Problem
Examine the records and identify each line that includes the string "ausgesetzt". Copy those lines.

Data records:
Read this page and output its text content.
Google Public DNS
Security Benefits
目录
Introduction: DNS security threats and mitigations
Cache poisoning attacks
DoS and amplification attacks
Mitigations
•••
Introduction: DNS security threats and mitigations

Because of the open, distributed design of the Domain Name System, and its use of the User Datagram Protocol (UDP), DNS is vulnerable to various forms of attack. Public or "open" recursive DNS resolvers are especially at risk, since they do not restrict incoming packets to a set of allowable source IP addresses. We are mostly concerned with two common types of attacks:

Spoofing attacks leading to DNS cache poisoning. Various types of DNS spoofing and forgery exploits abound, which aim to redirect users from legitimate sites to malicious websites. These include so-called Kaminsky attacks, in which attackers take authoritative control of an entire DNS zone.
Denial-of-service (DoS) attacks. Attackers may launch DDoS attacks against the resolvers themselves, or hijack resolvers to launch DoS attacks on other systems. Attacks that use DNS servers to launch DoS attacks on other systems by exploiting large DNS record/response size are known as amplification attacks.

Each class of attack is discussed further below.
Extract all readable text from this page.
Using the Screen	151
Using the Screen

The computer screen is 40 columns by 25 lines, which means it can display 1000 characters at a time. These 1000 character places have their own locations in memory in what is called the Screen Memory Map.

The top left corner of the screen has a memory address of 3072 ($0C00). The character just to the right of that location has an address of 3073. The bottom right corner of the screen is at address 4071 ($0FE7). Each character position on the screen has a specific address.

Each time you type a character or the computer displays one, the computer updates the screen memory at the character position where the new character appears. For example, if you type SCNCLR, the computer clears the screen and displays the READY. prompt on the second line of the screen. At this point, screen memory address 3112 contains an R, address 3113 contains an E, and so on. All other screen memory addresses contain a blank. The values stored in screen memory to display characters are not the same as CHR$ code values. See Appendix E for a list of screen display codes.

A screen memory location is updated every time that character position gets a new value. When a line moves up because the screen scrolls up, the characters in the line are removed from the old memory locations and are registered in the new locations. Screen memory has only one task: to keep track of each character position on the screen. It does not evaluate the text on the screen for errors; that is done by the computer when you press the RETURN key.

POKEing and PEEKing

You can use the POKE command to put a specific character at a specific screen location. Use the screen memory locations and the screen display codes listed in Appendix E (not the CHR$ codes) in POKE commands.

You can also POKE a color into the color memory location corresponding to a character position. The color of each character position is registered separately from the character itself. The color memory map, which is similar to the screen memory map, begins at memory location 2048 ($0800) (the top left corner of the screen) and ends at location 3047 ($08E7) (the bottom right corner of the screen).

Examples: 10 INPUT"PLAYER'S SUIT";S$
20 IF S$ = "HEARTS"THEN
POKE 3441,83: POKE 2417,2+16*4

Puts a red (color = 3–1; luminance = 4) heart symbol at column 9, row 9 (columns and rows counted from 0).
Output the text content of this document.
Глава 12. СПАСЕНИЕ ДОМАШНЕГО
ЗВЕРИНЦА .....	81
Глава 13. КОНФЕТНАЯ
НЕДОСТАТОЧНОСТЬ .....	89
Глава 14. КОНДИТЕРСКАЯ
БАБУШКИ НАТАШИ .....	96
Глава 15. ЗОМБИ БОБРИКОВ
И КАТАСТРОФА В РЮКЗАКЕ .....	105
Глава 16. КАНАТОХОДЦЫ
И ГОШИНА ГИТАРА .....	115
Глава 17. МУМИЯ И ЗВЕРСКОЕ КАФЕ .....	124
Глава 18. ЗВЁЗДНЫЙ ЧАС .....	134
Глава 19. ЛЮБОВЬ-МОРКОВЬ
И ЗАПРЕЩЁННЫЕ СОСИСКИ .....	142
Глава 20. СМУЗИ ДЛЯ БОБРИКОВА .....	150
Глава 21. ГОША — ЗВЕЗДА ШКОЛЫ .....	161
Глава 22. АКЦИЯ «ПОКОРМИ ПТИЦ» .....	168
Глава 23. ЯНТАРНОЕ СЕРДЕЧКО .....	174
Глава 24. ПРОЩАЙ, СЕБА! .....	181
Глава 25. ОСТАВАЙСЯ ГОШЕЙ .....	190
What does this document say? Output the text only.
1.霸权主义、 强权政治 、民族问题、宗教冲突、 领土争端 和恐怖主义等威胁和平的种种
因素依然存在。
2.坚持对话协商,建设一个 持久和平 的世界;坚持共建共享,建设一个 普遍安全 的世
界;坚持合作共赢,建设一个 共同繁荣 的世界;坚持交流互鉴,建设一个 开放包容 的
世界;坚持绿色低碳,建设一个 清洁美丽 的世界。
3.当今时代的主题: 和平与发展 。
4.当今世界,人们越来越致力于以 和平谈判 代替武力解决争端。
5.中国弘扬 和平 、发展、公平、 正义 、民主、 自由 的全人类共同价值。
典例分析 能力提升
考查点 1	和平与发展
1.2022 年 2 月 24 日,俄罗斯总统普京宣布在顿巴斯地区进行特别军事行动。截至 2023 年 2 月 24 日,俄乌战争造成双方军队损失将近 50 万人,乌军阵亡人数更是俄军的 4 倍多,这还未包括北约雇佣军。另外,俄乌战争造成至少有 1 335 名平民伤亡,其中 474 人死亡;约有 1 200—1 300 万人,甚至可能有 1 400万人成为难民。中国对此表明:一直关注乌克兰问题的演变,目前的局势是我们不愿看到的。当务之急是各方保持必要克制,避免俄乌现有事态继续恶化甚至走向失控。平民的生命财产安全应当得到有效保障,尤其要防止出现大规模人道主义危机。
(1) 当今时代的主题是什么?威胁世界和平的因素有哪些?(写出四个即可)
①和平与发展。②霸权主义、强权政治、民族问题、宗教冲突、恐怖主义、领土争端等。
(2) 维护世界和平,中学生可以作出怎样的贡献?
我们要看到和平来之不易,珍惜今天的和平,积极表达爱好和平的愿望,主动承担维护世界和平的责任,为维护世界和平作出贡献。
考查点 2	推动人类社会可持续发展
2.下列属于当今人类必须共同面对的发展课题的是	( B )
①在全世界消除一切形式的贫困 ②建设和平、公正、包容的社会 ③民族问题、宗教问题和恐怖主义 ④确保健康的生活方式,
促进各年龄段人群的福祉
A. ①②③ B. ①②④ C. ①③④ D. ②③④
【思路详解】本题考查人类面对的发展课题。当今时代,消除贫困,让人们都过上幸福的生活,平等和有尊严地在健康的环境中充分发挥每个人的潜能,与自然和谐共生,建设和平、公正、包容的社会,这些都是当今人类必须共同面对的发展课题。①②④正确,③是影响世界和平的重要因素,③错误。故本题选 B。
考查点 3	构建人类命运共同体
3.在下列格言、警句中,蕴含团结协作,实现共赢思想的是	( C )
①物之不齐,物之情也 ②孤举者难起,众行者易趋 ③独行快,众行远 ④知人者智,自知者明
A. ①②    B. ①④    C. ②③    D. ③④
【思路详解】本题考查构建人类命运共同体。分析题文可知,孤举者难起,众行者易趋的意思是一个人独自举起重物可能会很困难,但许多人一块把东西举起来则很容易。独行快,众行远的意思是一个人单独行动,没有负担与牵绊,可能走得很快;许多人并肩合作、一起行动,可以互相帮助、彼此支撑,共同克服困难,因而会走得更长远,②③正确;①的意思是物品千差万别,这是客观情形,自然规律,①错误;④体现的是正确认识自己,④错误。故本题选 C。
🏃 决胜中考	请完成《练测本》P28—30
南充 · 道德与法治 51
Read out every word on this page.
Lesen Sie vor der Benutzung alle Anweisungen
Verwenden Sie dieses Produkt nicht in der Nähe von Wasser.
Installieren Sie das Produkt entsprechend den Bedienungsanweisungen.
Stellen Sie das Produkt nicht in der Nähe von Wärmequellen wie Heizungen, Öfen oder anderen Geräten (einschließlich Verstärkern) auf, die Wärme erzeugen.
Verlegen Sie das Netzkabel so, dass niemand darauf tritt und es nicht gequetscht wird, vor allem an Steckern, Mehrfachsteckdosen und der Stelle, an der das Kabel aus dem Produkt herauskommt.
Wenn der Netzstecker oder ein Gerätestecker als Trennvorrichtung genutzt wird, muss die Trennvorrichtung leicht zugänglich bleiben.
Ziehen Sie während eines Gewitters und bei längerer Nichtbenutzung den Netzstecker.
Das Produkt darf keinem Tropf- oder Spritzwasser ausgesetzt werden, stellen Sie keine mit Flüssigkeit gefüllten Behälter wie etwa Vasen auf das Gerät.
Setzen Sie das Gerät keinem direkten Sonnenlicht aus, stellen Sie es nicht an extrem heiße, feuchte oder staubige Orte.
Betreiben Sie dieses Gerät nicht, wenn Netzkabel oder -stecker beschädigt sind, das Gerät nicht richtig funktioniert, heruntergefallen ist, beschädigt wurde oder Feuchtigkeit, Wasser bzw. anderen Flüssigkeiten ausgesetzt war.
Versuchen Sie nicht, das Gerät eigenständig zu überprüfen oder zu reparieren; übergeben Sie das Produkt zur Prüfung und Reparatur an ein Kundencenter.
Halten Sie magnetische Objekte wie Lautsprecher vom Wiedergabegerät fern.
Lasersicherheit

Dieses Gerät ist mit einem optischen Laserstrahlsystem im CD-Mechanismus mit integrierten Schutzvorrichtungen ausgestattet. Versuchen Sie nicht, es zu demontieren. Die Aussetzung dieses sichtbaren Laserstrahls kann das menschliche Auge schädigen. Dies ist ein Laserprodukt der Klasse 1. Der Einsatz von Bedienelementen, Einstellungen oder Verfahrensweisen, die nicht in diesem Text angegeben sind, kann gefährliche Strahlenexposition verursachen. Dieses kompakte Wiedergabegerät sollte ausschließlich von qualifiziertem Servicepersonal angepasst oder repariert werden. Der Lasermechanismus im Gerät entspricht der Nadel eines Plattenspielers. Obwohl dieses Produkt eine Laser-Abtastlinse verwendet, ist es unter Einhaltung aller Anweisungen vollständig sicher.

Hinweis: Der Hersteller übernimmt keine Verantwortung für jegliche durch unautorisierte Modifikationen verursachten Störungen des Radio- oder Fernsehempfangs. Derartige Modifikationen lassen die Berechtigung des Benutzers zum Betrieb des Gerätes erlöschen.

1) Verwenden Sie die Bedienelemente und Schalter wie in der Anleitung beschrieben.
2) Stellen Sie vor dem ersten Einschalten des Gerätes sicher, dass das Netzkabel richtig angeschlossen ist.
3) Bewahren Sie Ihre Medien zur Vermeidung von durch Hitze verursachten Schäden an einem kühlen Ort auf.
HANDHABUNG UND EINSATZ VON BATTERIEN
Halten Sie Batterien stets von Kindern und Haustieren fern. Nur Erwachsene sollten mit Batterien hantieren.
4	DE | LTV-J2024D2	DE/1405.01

Written solution
Das Produkt darf keinem Tropf- oder Spritzwasser ausgesetzt werden, stellen Sie keine mit Flüssigkeit gefüllten Behälter wie etwa Vasen auf das Gerät.
Betreiben Sie dieses Gerät nicht, wenn Netzkabel oder -stecker beschädigt sind, das Gerät nicht richtig funktioniert, heruntergefallen ist, beschädigt wurde oder Feuchtigkeit, Wasser bzw. anderen Flüssigkeiten ausgesetzt war.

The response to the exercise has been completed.